▶ **SOURCE DOCUMENT**
Lesson 27: Idempotency in Concurrent Systems — Assume everything runs twice -

Every distributed system I’ve worked on eventually ran something twice. A retry after a timeout. A duplicate webhook delivery. A job that got processed by two workers simultaneously because of a clock skew issue in the claim timeout logic. A user who double-clicked a submit button. Systems aren’t gentle about this — they don’t ask “are you sure?” before running your code again. They just run it. The question isn’t whether your code will ever run twice. It’s whether running it twice causes a problem.

Idempotency is the property that makes “running twice” safe. An idempotent operation produces the same result whether you run it once, twice, or a hundred times. It’s not about preventing duplicates at the delivery layer — that’s often impossible. It’s about designing the processing layer so that processing a duplicate produces the same observable outcome as processing the original. Once you internalize this, a lot of distributed systems complexity becomes manageable.

The Problem

The non-idempotent handler is the naive one:

// WRONG — payment handler that charges twice on retry
func handleCreatePayment(w http.ResponseWriter, r *http.Request) {
    var req PaymentRequest
    json.NewDecoder(r.Body).Decode(&req)

    // If the client retries this request (network timeout, etc.),
    // we'll charge the customer again.
    charge, err := stripe.Charges.New(&stripe.ChargeParams{
        Amount:   stripe.Int64(req.Amount),
        Currency: stripe.String("usd"),
        Source:   stripe.String(req.CardToken),
    })
    if err != nil {
        http.Error(w, "payment failed", http.StatusInternalServerError)

▶ **WRITTEN REQUEST 1**
Reproduce the listing below without changes, from its first line through the line holding "team-name: WORLD TEAM — [699, 226, 1021, 275]", both ends included.
▶ **WRITTEN REQUEST 2**
Write the next part of the lesson on idempotency, picking up right after its last line.

▶ **DATA EXCERPTS**
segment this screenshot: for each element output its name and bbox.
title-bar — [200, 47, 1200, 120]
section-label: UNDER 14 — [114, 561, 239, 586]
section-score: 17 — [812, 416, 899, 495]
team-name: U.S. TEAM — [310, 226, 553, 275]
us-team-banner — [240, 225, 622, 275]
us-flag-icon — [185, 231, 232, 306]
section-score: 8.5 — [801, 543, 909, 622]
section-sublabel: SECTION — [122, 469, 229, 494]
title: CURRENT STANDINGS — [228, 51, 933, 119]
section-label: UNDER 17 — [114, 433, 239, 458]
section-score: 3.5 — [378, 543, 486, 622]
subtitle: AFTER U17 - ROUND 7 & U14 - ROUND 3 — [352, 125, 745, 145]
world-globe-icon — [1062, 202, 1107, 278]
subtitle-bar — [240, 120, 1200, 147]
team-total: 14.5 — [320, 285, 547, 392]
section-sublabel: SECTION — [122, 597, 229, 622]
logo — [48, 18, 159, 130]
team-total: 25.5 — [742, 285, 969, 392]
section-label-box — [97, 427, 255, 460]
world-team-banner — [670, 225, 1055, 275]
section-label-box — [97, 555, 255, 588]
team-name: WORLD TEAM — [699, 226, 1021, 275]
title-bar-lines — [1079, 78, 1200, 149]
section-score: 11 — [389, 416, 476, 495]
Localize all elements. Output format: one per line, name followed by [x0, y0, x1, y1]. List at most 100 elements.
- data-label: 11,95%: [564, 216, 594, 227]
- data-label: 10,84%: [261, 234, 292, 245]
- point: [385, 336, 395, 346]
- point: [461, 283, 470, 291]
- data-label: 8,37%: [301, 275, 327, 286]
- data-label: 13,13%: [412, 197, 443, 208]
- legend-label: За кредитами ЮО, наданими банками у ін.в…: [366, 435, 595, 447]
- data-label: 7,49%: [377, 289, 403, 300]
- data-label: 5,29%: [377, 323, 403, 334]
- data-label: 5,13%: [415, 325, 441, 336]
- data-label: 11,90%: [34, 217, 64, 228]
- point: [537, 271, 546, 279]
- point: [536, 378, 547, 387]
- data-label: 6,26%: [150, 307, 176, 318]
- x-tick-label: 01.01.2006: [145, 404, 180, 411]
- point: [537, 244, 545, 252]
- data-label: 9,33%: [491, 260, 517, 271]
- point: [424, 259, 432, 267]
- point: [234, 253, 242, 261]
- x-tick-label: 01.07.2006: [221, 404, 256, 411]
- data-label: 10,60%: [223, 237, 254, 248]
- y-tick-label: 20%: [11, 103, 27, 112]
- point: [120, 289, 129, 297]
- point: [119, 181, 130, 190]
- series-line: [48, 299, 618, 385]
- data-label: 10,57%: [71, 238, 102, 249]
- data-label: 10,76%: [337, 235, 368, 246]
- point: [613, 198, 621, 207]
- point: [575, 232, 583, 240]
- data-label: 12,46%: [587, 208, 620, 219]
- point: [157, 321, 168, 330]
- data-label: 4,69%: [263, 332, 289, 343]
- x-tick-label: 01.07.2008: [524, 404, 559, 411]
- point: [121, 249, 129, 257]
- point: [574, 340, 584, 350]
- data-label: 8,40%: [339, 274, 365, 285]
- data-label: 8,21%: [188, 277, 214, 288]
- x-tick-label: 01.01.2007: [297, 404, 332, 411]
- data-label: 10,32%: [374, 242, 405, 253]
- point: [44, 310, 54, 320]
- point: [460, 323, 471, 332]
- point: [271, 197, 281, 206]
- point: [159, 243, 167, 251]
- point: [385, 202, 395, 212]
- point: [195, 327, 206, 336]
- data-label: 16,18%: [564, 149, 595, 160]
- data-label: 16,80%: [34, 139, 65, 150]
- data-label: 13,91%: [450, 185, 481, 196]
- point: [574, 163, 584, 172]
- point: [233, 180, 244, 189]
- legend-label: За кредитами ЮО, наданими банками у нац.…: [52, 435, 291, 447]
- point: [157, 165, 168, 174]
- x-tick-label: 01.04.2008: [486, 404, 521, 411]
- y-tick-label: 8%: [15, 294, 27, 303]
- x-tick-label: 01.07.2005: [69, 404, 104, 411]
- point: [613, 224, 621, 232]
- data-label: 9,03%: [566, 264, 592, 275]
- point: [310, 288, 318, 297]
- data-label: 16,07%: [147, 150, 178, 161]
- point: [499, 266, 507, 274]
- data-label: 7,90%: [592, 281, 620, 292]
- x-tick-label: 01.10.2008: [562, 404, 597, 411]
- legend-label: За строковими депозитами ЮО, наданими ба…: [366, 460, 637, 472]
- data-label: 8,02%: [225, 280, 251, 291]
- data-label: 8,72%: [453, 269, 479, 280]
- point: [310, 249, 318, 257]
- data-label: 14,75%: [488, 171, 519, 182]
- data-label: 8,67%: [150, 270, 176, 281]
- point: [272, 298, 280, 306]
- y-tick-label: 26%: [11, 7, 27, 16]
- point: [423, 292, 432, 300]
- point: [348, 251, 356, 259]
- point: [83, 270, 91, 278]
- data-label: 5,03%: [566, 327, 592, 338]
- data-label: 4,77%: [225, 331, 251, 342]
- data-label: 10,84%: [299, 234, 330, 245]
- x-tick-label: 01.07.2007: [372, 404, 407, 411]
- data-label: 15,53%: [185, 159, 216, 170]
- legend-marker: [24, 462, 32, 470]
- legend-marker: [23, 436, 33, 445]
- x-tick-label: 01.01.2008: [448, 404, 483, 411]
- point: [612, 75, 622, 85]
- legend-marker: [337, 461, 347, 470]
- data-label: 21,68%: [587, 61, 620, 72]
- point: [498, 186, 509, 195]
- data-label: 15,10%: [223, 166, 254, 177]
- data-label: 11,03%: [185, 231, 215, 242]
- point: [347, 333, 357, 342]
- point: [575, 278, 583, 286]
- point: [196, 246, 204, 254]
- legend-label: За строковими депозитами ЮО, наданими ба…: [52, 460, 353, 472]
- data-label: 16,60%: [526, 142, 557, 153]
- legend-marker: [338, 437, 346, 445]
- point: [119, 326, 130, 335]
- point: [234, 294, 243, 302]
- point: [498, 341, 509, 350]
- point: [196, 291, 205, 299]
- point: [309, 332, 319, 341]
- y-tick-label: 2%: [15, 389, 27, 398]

▶ **EXERCISE OUTPUT 1**
segment this screenshot: for each element output its name and bbox.
title-bar — [200, 47, 1200, 120]
section-label: UNDER 14 — [114, 561, 239, 586]
section-score: 17 — [812, 416, 899, 495]
team-name: U.S. TEAM — [310, 226, 553, 275]
us-team-banner — [240, 225, 622, 275]
us-flag-icon — [185, 231, 232, 306]
section-score: 8.5 — [801, 543, 909, 622]
section-sublabel: SECTION — [122, 469, 229, 494]
title: CURRENT STANDINGS — [228, 51, 933, 119]
section-label: UNDER 17 — [114, 433, 239, 458]
section-score: 3.5 — [378, 543, 486, 622]
subtitle: AFTER U17 - ROUND 7 & U14 - ROUND 3 — [352, 125, 745, 145]
world-globe-icon — [1062, 202, 1107, 278]
subtitle-bar — [240, 120, 1200, 147]
team-total: 14.5 — [320, 285, 547, 392]
section-sublabel: SECTION — [122, 597, 229, 622]
logo — [48, 18, 159, 130]
team-total: 25.5 — [742, 285, 969, 392]
section-label-box — [97, 427, 255, 460]
world-team-banner — [670, 225, 1055, 275]
section-label-box — [97, 555, 255, 588]
team-name: WORLD TEAM — [699, 226, 1021, 275]

▶ **EXERCISE OUTPUT 2**
        return
    }

    db.SavePayment(charge.ID, req.OrderID, req.Amount)
    json.NewEncoder(w).Encode(charge)
}

The client sends a payment request. The server processes it, charges the card, but the network drops before the response arrives. The client sees a timeout and retries. The server processes it again. The card gets charged twice. The customer calls support. The ops team manually issues a refund. The incident post-mortem mentions “the retry logic didn’t account for idempotency.”

This is a classic case, and it happens constantly. Not just with payments — with any mutation that’s exposed over a network.

The concurrent in-process version is subtler:

// WRONG — cache population without deduplication
var cache = make(map[string]*UserProfile)
var mu sync.RWMutex

func getProfile(ctx context.Context, userID string) (*UserProfile, error) {
    mu.RLock()
    if p, ok := cache[userID]; ok {
        mu.RUnlock()
        return p, nil
    }
    mu.RUnlock()

    // Multiple goroutines can reach here simultaneously for the same userID
    // They'll all hit the DB at once — thundering herd on cache miss
    profile, err := db.GetUserProfile(ctx, userID)
    if err != nil {
        return nil, err
    }

    mu.Lock()
    cache[userID] = profile
    mu.Unlock()

    return profile, nil
}

This isn’t a correctness problem (the end result is the same — cache is populated), but it’s a thundering herd problem. A burst of requests for an uncached user will all miss the cache simultaneously and all hit the database. Under load, this can overwhelm your database. The singleflight package solves this.

The Idiomatic Way

For HTTP APIs, idempotency keys are the standard solution. The client generates a unique key for each logical operation and includes it in the request. The server uses this key to detect and suppress duplicates.

// RIGHT — idempotency key pattern for payment handler
func handleCreatePayment(w http.ResponseWriter, r *http.Request) {
    idempotencyKey := r.Header.Get("Idempotency-Key")
    if idempotencyKey == "" {
        http.Error(w, "Idempotency-Key header required", http.StatusBadRequest)
        return
    }

    var req PaymentRequest
    json.NewDecoder(r.Body).Decode(&req)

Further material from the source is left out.